Your objective: Each entry below must be repeated word for word.

## START Extracted entries

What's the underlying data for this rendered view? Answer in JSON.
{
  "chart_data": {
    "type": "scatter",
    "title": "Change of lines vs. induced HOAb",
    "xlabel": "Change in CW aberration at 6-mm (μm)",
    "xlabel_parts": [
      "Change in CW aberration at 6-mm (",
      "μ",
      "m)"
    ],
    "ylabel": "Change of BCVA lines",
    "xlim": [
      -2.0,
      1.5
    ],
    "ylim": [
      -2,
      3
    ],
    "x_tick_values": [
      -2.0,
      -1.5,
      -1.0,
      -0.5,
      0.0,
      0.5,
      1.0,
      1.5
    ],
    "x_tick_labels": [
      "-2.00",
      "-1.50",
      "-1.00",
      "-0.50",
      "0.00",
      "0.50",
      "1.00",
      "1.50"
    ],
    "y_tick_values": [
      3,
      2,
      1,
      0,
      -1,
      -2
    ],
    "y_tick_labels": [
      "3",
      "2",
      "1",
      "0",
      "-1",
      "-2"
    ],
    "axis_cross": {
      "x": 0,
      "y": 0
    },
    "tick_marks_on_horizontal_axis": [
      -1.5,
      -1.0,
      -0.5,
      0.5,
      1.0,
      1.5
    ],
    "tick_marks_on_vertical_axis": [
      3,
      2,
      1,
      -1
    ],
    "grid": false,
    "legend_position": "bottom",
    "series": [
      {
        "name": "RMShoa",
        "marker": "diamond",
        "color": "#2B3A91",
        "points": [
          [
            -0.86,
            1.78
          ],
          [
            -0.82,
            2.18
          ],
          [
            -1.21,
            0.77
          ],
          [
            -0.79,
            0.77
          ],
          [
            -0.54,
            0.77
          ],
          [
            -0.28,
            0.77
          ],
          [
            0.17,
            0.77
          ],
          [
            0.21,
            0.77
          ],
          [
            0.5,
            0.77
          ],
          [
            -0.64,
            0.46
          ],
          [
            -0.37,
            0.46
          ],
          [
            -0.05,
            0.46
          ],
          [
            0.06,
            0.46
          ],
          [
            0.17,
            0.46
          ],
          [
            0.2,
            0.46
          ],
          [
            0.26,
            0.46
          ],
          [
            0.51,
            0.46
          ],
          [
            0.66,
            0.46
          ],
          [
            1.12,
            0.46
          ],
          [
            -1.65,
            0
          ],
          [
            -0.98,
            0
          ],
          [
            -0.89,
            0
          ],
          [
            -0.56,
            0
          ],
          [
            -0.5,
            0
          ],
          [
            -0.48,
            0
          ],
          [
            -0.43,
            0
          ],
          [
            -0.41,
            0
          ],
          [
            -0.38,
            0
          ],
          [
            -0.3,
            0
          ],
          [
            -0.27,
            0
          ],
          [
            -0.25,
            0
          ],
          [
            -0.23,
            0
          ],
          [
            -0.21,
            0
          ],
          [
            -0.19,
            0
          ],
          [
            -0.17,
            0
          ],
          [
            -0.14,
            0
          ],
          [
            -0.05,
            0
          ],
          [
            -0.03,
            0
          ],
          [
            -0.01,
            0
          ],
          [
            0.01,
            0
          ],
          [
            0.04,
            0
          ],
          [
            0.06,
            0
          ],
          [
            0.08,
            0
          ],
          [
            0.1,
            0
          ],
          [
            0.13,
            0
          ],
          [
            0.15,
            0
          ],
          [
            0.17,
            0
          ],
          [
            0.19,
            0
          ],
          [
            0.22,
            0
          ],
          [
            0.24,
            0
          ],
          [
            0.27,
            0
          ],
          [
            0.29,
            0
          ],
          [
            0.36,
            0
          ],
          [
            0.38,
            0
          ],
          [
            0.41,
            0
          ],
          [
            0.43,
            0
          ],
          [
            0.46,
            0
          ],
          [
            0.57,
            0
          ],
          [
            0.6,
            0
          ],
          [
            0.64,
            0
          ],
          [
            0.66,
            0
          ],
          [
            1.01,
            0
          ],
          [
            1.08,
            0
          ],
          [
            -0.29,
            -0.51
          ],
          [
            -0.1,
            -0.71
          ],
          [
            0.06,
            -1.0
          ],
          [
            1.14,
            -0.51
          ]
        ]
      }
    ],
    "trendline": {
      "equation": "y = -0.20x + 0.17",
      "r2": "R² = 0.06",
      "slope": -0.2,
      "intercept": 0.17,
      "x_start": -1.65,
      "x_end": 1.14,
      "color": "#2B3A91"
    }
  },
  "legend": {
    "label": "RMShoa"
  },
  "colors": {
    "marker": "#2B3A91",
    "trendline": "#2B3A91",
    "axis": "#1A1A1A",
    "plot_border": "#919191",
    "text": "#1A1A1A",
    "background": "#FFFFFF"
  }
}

## END Extracted entries

Response to the exercise:
What's the underlying data for this rendered view? Answer in JSON.
{
  "chart_data": {
    "type": "scatter",
    "title": "Change of lines vs. induced HOAb",
    "xlabel": "Change in CW aberration at 6-mm (μm)",
    "xlabel_parts": [
      "Change in CW aberration at 6-mm (",
      "μ",
      "m)"
    ],
    "ylabel": "Change of BCVA lines",
    "xlim": [
      -2.0,
      1.5
    ],
    "ylim": [
      -2,
      3
    ],
    "x_tick_values": [
      -2.0,
      -1.5,
      -1.0,
      -0.5,
      0.0,
      0.5,
      1.0,
      1.5
    ],
    "x_tick_labels": [
      "-2.00",
      "-1.50",
      "-1.00",
      "-0.50",
      "0.00",
      "0.50",
      "1.00",
      "1.50"
    ],
    "y_tick_values": [
      3,
      2,
      1,
      0,
      -1,
      -2
    ],
    "y_tick_labels": [
      "3",
      "2",
      "1",
      "0",
      "-1",
      "-2"
    ],
    "axis_cross": {
      "x": 0,
      "y": 0
    },
    "tick_marks_on_horizontal_axis": [
      -1.5,
      -1.0,
      -0.5,
      0.5,
      1.0,
      1.5
    ],
    "tick_marks_on_vertical_axis": [
      3,
      2,
      1,
      -1
    ],
    "grid": false,
    "legend_position": "bottom",
    "series": [
      {
        "name": "RMShoa",
        "marker": "diamond",
        "color": "#2B3A91",
        "points": [
          [
            -0.86,
            1.78
          ],
          [
            -0.82,
            2.18
          ],
          [
            -1.21,
            0.77
          ],
          [
            -0.79,
            0.77
          ],
          [
            -0.54,
            0.77
          ],
          [
            -0.28,
            0.77
          ],
          [
            0.17,
            0.77
          ],
          [
            0.21,
            0.77
          ],
          [
            0.5,
            0.77
          ],
          [
            -0.64,
            0.46
          ],
          [
            -0.37,
            0.46
          ],
          [
            -0.05,
            0.46
          ],
          [
            0.06,
            0.46
          ],
          [
            0.17,
            0.46
          ],
          [
            0.2,
            0.46
          ],
          [
            0.26,
            0.46
          ],
          [
            0.51,
            0.46
          ],
          [
            0.66,
            0.46
          ],
          [
            1.12,
            0.46
          ],
          [
            -1.65,
            0
          ],
          [
            -0.98,
            0
          ],
          [
            -0.89,
            0
          ],
          [
            -0.56,
            0
          ],
          [
            -0.5,
            0
          ],
          [
            -0.48,
            0
          ],
          [
            -0.43,
            0
          ],
          [
            -0.41,
            0
          ],
          [
            -0.38,
            0
          ],
          [
            -0.3,
            0
          ],
          [
            -0.27,
            0
          ],
          [
            -0.25,
            0
          ],
          [
            -0.23,
            0
          ],
          [
            -0.21,
            0
          ],
          [
            -0.19,
            0
          ],
          [
            -0.17,
            0
          ],
          [
            -0.14,
            0
          ],
          [
            -0.05,
            0
          ],
          [
            -0.03,
            0
          ],
          [
            -0.01,
            0
          ],
          [
            0.01,
            0
          ],
          [
            0.04,
            0
          ],
          [
            0.06,
            0
          ],
          [
            0.08,
            0
          ],
          [
            0.1,
            0
          ],
          [
            0.13,
            0
          ],
          [
            0.15,
            0
          ],
          [
            0.17,
            0
          ],
          [
            0.19,
            0
          ],
          [
            0.22,
            0
          ],
          [
            0.24,
            0
          ],
          [
            0.27,
            0
          ],
          [
            0.29,
            0
          ],
          [
            0.36,
            0
          ],
          [
            0.38,
            0
          ],
          [
            0.41,
            0
          ],
          [
            0.43,
            0
          ],
          [
            0.46,
            0
          ],
          [
            0.57,
            0
          ],
          [
            0.6,
            0
          ],
          [
            0.64,
            0
          ],
          [
            0.66,
            0
          ],
          [
            1.01,
            0
          ],
          [
            1.08,
            0
          ],
          [
            -0.29,
            -0.51
          ],
          [
            -0.1,
            -0.71
          ],
          [
            0.06,
            -1.0
          ],
          [
            1.14,
            -0.51
          ]
        ]
      }
    ],
    "trendline": {
      "equation": "y = -0.20x + 0.17",
      "r2": "R² = 0.06",
      "slope": -0.2,
      "intercept": 0.17,
      "x_start": -1.65,
      "x_end": 1.14,
      "color": "#2B3A91"
    }
  },
  "legend": {
    "label": "RMShoa"
  },
  "colors": {
    "marker": "#2B3A91",
    "trendline": "#2B3A91",
    "axis": "#1A1A1A",
    "plot_border": "#919191",
    "text": "#1A1A1A",
    "background": "#FFFFFF"
  }
}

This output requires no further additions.